• Exercise task: Where the string "gambe" occurs in the material below, report the whole line.

• Records shown:
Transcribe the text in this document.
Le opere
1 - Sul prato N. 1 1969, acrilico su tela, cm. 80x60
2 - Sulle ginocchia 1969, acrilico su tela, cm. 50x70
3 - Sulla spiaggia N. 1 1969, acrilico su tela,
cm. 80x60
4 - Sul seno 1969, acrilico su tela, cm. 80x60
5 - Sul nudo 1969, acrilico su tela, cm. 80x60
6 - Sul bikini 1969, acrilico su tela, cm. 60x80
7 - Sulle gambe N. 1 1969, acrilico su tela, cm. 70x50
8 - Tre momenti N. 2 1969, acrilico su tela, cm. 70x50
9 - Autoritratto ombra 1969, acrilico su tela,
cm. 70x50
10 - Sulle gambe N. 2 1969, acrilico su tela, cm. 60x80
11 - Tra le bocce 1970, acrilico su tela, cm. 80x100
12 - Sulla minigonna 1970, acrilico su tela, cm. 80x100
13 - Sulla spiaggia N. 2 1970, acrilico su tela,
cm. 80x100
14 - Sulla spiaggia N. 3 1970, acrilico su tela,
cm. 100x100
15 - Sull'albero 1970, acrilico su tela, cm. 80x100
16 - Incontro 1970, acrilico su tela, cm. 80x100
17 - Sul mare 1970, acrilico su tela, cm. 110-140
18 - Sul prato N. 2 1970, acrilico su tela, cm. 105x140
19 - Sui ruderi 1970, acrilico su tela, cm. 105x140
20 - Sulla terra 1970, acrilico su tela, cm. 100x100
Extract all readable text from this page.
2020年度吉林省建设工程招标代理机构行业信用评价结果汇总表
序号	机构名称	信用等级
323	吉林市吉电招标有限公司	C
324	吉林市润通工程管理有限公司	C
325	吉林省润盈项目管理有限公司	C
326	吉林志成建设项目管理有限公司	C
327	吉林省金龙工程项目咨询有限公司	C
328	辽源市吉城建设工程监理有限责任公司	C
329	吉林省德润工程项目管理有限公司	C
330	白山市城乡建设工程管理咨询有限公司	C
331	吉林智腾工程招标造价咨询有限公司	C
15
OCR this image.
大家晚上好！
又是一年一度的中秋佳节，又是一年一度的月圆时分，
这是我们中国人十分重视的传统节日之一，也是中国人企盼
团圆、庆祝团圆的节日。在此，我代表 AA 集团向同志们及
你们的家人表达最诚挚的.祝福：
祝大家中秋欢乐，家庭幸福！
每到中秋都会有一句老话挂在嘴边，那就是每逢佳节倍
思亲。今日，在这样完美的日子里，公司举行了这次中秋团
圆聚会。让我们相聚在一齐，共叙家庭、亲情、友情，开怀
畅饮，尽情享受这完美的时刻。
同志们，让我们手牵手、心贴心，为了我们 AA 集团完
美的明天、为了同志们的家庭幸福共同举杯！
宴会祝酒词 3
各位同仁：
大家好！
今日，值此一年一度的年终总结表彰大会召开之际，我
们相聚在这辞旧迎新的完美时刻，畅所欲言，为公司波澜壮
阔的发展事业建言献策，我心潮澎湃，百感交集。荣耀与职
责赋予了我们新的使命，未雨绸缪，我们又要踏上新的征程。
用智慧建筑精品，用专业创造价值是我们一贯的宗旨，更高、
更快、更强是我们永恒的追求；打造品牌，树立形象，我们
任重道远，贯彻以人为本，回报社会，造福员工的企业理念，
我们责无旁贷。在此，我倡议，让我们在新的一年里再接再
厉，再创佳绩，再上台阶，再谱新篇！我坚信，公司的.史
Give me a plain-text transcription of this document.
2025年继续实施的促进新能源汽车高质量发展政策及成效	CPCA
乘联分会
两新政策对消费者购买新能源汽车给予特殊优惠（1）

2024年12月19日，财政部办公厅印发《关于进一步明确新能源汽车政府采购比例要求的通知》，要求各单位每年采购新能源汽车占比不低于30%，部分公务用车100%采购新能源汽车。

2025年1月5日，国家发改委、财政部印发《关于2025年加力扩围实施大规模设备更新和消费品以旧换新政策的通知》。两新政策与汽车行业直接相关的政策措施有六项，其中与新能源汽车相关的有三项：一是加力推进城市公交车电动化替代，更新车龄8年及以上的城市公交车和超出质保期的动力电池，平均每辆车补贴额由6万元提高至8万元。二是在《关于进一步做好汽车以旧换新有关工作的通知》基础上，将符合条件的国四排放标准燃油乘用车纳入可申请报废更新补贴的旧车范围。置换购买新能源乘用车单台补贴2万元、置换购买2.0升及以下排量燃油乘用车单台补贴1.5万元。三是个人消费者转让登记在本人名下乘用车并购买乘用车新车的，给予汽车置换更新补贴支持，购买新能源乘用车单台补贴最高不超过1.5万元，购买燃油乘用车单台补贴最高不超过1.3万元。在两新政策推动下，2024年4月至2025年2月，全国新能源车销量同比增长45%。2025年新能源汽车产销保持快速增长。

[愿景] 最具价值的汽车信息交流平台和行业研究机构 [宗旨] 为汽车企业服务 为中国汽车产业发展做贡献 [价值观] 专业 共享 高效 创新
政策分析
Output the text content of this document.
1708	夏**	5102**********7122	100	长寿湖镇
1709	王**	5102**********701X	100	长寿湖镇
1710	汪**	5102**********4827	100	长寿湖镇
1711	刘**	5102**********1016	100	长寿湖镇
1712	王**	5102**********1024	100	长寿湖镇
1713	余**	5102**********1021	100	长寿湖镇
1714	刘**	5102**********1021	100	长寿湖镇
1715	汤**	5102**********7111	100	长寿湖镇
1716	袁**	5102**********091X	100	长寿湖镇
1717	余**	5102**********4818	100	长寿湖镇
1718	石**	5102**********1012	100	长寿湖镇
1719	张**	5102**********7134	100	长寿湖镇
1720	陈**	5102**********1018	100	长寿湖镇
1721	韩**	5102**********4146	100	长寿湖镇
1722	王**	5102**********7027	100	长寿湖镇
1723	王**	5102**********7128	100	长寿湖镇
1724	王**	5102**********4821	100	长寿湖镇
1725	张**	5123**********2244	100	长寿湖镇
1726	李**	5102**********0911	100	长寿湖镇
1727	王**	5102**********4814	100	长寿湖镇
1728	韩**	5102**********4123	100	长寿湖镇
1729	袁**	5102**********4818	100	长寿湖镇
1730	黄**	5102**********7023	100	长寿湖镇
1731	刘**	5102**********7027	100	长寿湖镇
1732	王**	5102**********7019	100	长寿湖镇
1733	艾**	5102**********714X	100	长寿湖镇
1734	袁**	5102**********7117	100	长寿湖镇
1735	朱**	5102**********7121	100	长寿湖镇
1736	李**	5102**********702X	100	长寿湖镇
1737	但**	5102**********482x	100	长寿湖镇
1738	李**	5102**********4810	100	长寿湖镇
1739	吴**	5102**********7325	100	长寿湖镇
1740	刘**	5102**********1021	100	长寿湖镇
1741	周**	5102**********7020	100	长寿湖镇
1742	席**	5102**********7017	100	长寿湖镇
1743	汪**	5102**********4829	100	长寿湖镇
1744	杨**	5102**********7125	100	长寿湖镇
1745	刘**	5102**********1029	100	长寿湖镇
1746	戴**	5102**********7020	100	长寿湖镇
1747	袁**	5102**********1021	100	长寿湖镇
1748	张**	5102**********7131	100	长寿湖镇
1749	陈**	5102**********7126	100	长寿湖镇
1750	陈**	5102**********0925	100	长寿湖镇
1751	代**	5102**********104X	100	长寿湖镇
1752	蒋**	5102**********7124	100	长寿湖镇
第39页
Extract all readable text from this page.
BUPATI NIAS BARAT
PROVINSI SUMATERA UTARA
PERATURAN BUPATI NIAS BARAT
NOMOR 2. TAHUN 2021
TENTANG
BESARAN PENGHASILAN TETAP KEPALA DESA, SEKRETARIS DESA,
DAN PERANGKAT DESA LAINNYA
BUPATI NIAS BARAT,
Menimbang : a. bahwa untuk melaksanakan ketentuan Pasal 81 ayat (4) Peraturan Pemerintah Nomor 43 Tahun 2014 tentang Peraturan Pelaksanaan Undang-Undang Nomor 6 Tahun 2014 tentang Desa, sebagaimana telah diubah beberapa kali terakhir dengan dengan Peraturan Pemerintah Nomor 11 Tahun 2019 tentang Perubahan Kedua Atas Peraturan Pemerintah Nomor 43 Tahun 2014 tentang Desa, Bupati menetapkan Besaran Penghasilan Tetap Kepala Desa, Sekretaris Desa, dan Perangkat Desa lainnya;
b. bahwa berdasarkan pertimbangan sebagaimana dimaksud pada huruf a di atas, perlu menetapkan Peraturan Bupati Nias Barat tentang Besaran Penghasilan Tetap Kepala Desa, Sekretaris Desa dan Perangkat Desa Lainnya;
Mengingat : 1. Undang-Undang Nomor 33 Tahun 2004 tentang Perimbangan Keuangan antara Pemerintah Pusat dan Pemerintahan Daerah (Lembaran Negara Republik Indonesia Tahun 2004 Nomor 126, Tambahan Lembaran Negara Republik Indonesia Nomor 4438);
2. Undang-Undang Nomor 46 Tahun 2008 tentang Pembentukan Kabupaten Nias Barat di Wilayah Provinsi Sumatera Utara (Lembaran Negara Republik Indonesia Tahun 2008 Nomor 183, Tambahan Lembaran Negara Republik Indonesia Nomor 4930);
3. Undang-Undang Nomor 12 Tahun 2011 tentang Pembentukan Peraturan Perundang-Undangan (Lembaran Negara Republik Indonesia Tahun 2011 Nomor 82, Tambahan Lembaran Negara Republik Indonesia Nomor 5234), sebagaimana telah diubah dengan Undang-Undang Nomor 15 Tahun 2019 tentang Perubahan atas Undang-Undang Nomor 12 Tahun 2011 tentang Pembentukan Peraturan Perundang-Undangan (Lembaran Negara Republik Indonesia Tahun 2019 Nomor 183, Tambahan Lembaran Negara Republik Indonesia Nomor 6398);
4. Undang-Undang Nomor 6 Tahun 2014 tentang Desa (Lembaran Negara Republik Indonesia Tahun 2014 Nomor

• Exercise result:
7 - Sulle gambe N. 1 1969, acrilico su tela, cm. 70x50
10 - Sulle gambe N. 2 1969, acrilico su tela, cm. 60x80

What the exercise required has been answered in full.